## EXERCISE AIM
Give the data again, word for word.

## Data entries
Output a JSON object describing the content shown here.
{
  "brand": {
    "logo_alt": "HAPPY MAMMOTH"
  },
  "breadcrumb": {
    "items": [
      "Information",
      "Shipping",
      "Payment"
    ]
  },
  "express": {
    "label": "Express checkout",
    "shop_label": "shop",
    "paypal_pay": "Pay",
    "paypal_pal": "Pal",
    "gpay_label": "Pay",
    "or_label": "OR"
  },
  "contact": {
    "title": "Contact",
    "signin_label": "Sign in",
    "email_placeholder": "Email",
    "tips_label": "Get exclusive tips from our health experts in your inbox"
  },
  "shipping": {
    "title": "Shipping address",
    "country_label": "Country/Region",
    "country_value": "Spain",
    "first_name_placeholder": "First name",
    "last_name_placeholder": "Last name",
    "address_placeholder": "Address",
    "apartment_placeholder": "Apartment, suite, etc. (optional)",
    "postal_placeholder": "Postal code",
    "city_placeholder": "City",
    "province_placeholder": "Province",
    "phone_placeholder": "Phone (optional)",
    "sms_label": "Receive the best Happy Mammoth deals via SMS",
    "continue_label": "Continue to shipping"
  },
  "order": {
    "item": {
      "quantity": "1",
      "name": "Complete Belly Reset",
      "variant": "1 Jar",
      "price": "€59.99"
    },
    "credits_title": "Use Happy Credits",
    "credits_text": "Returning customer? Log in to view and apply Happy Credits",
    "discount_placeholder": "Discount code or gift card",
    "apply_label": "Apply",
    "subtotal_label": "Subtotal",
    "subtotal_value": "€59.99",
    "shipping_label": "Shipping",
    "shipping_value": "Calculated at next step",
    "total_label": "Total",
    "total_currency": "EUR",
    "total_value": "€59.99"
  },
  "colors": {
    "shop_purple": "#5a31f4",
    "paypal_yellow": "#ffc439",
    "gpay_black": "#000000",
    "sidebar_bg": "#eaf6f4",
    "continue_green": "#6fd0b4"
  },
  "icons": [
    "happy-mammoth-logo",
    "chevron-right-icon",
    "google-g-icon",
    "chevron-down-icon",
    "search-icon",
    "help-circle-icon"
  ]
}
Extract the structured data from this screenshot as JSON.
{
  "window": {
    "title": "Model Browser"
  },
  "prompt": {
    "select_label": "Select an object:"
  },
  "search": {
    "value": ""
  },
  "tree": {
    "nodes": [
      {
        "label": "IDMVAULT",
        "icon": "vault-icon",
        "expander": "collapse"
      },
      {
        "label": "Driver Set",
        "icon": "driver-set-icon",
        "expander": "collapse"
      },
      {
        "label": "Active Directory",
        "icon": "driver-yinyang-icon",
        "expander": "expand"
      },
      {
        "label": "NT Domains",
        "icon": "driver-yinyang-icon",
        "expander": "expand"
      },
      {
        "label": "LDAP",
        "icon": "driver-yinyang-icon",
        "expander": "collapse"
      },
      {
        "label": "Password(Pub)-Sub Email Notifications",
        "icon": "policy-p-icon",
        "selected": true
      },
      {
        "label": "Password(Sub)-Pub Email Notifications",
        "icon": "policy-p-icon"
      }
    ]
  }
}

## SOLUTION FOR THIS TASK
Output a JSON object describing the content shown here.
{
  "brand": {
    "logo_alt": "HAPPY MAMMOTH"
  },
  "breadcrumb": {
    "items": [
      "Information",
      "Shipping",
      "Payment"
    ]
  },
  "express": {
    "label": "Express checkout",
    "shop_label": "shop",
    "paypal_pay": "Pay",
    "paypal_pal": "Pal",
    "gpay_label": "Pay",
    "or_label": "OR"
  },
  "contact": {
    "title": "Contact",
    "signin_label": "Sign in",
    "email_placeholder": "Email",
    "tips_label": "Get exclusive tips from our health experts in your inbox"
  },
  "shipping": {
    "title": "Shipping address",
    "country_label": "Country/Region",
    "country_value": "Spain",
    "first_name_placeholder": "First name",
    "last_name_placeholder": "Last name",
    "address_placeholder": "Address",
    "apartment_placeholder": "Apartment, suite, etc. (optional)",
    "postal_placeholder": "Postal code",
    "city_placeholder": "City",
    "province_placeholder": "Province",
    "phone_placeholder": "Phone (optional)",
    "sms_label": "Receive the best Happy Mammoth deals via SMS",
    "continue_label": "Continue to shipping"
  },
  "order": {
    "item": {
      "quantity": "1",
      "name": "Complete Belly Reset",
      "variant": "1 Jar",
      "price": "€59.99"
    },
    "credits_title": "Use Happy Credits",
    "credits_text": "Returning customer? Log in to view and apply Happy Credits",
    "discount_placeholder": "Discount code or gift card",
    "apply_label": "Apply",
    "subtotal_label": "Subtotal",
    "subtotal_value": "€59.99",
    "shipping_label": "Shipping",
    "shipping_value": "Calculated at next step",
    "total_label": "Total",
    "total_currency": "EUR",
    "total_value": "€59.99"
  },
  "colors": {
    "shop_purple": "#5a31f4",
    "paypal_yellow": "#ffc439",
    "gpay_black": "#000000",
    "sidebar_bg": "#eaf6f4",
    "continue_green": "#6fd0b4"
  },
  "icons": [
    "happy-mammoth-logo",
    "chevron-right-icon",
    "google-g-icon",
    "chevron-down-icon",
    "search-icon",
    "help-circle-icon"
  ]
}
Extract the structured data from this screenshot as JSON.
{
  "window": {
    "title": "Model Browser"
  },
  "prompt": {
    "select_label": "Select an object:"
  },
  "search": {
    "value": ""
  },
  "tree": {
    "nodes": [
      {
        "label": "IDMVAULT",
        "icon": "vault-icon",
        "expander": "collapse"
      },
      {
        "label": "Driver Set",
        "icon": "driver-set-icon",
        "expander": "collapse"
      },
      {
        "label": "Active Directory",
        "icon": "driver-yinyang-icon",
        "expander": "expand"
      },
      {
        "label": "NT Domains",
        "icon": "driver-yinyang-icon",
        "expander": "expand"
      },
      {
        "label": "LDAP",
        "icon": "driver-yinyang-icon",
        "expander": "collapse"
      },
      {
        "label": "Password(Pub)-Sub Email Notifications",
        "icon": "policy-p-icon",
        "selected": true
      },
      {
        "label": "Password(Sub)-Pub Email Notifications",
        "icon": "policy-p-icon"
      }
    ]
  }
}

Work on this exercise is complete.